#### WHAT TO PRODUCE:
Print out each record below, unaltered and complete, without its images.

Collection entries
--- begin ---

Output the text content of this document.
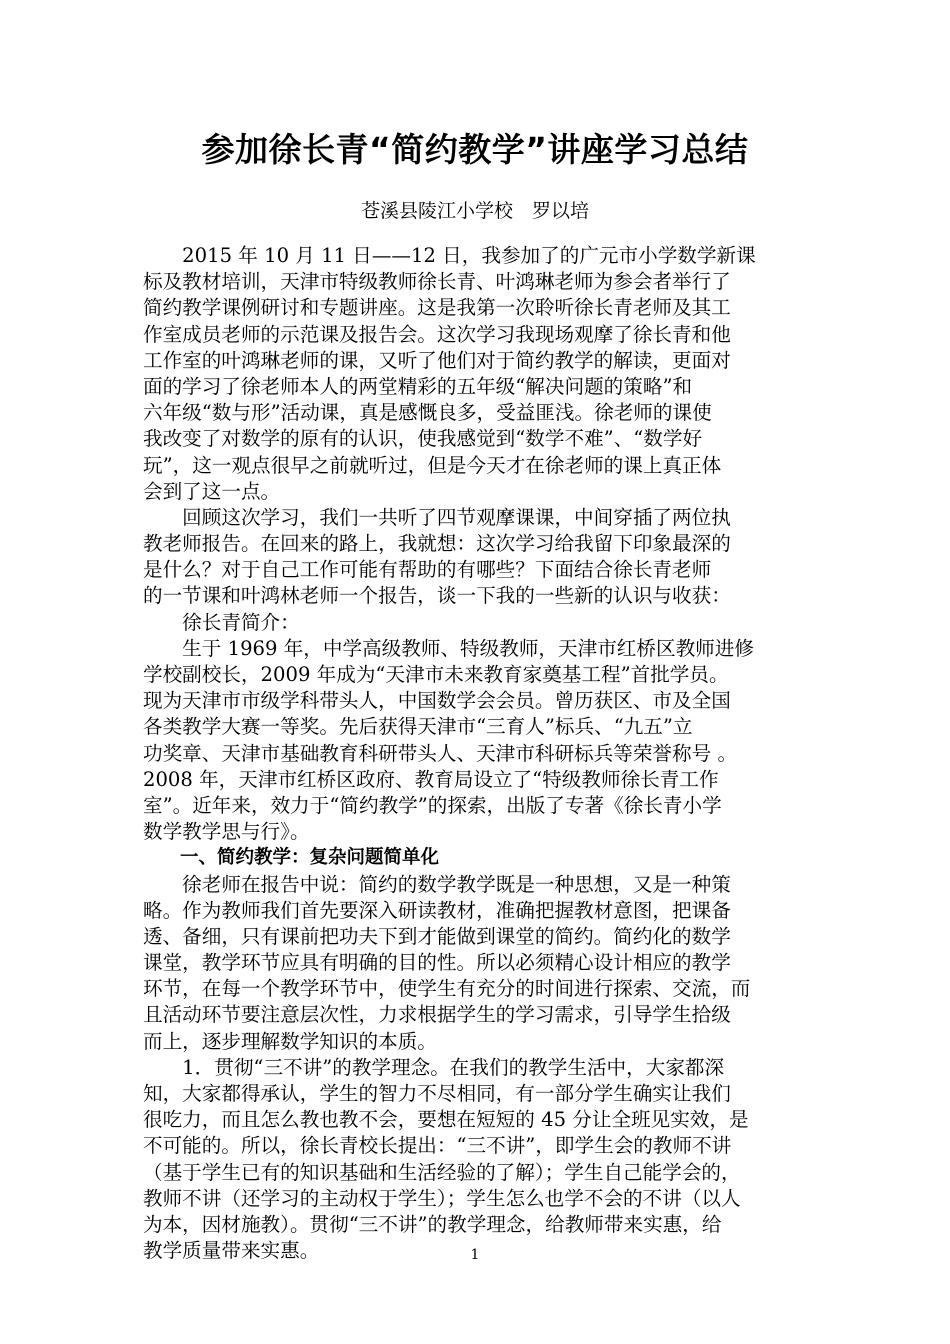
参加徐长青“简约教学”讲座学习总结
苍溪县陵江小学校　罗以培
　　2015 年 10 月 11 日——12 日，我参加了的广元市小学数学新课
标及教材培训，天津市特级教师徐长青、叶鸿琳老师为参会者举行了
简约教学课例研讨和专题讲座。这是我第一次聆听徐长青老师及其工
作室成员老师的示范课及报告会。这次学习我现场观摩了徐长青和他
工作室的叶鸿琳老师的课，又听了他们对于简约教学的解读，更面对
面的学习了徐老师本人的两堂精彩的五年级“解决问题的策略”和
六年级“数与形”活动课，真是感慨良多，受益匪浅。徐老师的课使
我改变了对数学的原有的认识，使我感觉到“数学不难”、“数学好
玩”，这一观点很早之前就听过，但是今天才在徐老师的课上真正体
会到了这一点。
　　回顾这次学习，我们一共听了四节观摩课课，中间穿插了两位执
教老师报告。在回来的路上，我就想：这次学习给我留下印象最深的
是什么？对于自己工作可能有帮助的有哪些？下面结合徐长青老师
的一节课和叶鸿林老师一个报告，谈一下我的一些新的认识与收获：
　　徐长青简介：
　　生于 1969 年，中学高级教师、特级教师，天津市红桥区教师进修
学校副校长，2009 年成为“天津市未来教育家奠基工程”首批学员。
现为天津市市级学科带头人，中国数学会会员。曾历获区、市及全国
各类教学大赛一等奖。先后获得天津市“三育人”标兵、“九五”立
功奖章、天津市基础教育科研带头人、天津市科研标兵等荣誉称号 。
2008 年，天津市红桥区政府、教育局设立了“特级教师徐长青工作
室”。近年来，效力于“简约教学”的探索，出版了专著《徐长青小学
数学教学思与行》。
　　一、简约教学：复杂问题简单化
　　徐老师在报告中说：简约的数学教学既是一种思想，又是一种策
略。作为教师我们首先要深入研读教材，准确把握教材意图，把课备
透、备细，只有课前把功夫下到才能做到课堂的简约。简约化的数学
课堂，教学环节应具有明确的目的性。所以必须精心设计相应的教学
环节，在每一个教学环节中，使学生有充分的时间进行探索、交流，而
且活动环节要注意层次性，力求根据学生的学习需求，引导学生拾级
而上，逐步理解数学知识的本质。
　　1．贯彻“三不讲”的教学理念。在我们的教学生活中，大家都深
知，大家都得承认，学生的智力不尽相同，有一部分学生确实让我们
很吃力，而且怎么教也教不会，要想在短短的 45 分让全班见实效，是
不可能的。所以，徐长青校长提出：“三不讲”，即学生会的教师不讲
（基于学生已有的知识基础和生活经验的了解）；学生自己能学会的，
教师不讲（还学习的主动权于学生）；学生怎么也学不会的不讲（以人
为本，因材施教）。贯彻“三不讲”的教学理念，给教师带来实惠，给
教学质量带来实惠。	1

--- end ---

#### COMPLETE RESPONSE:
Output the text content of this document.
参加徐长青“简约教学”讲座学习总结
苍溪县陵江小学校　罗以培
　　2015 年 10 月 11 日——12 日，我参加了的广元市小学数学新课
标及教材培训，天津市特级教师徐长青、叶鸿琳老师为参会者举行了
简约教学课例研讨和专题讲座。这是我第一次聆听徐长青老师及其工
作室成员老师的示范课及报告会。这次学习我现场观摩了徐长青和他
工作室的叶鸿琳老师的课，又听了他们对于简约教学的解读，更面对
面的学习了徐老师本人的两堂精彩的五年级“解决问题的策略”和
六年级“数与形”活动课，真是感慨良多，受益匪浅。徐老师的课使
我改变了对数学的原有的认识，使我感觉到“数学不难”、“数学好
玩”，这一观点很早之前就听过，但是今天才在徐老师的课上真正体
会到了这一点。
　　回顾这次学习，我们一共听了四节观摩课课，中间穿插了两位执
教老师报告。在回来的路上，我就想：这次学习给我留下印象最深的
是什么？对于自己工作可能有帮助的有哪些？下面结合徐长青老师
的一节课和叶鸿林老师一个报告，谈一下我的一些新的认识与收获：
　　徐长青简介：
　　生于 1969 年，中学高级教师、特级教师，天津市红桥区教师进修
学校副校长，2009 年成为“天津市未来教育家奠基工程”首批学员。
现为天津市市级学科带头人，中国数学会会员。曾历获区、市及全国
各类教学大赛一等奖。先后获得天津市“三育人”标兵、“九五”立
功奖章、天津市基础教育科研带头人、天津市科研标兵等荣誉称号 。
2008 年，天津市红桥区政府、教育局设立了“特级教师徐长青工作
室”。近年来，效力于“简约教学”的探索，出版了专著《徐长青小学
数学教学思与行》。
　　一、简约教学：复杂问题简单化
　　徐老师在报告中说：简约的数学教学既是一种思想，又是一种策
略。作为教师我们首先要深入研读教材，准确把握教材意图，把课备
透、备细，只有课前把功夫下到才能做到课堂的简约。简约化的数学
课堂，教学环节应具有明确的目的性。所以必须精心设计相应的教学
环节，在每一个教学环节中，使学生有充分的时间进行探索、交流，而
且活动环节要注意层次性，力求根据学生的学习需求，引导学生拾级
而上，逐步理解数学知识的本质。
　　1．贯彻“三不讲”的教学理念。在我们的教学生活中，大家都深
知，大家都得承认，学生的智力不尽相同，有一部分学生确实让我们
很吃力，而且怎么教也教不会，要想在短短的 45 分让全班见实效，是
不可能的。所以，徐长青校长提出：“三不讲”，即学生会的教师不讲
（基于学生已有的知识基础和生活经验的了解）；学生自己能学会的，
教师不讲（还学习的主动权于学生）；学生怎么也学不会的不讲（以人
为本，因材施教）。贯彻“三不讲”的教学理念，给教师带来实惠，给
教学质量带来实惠。	1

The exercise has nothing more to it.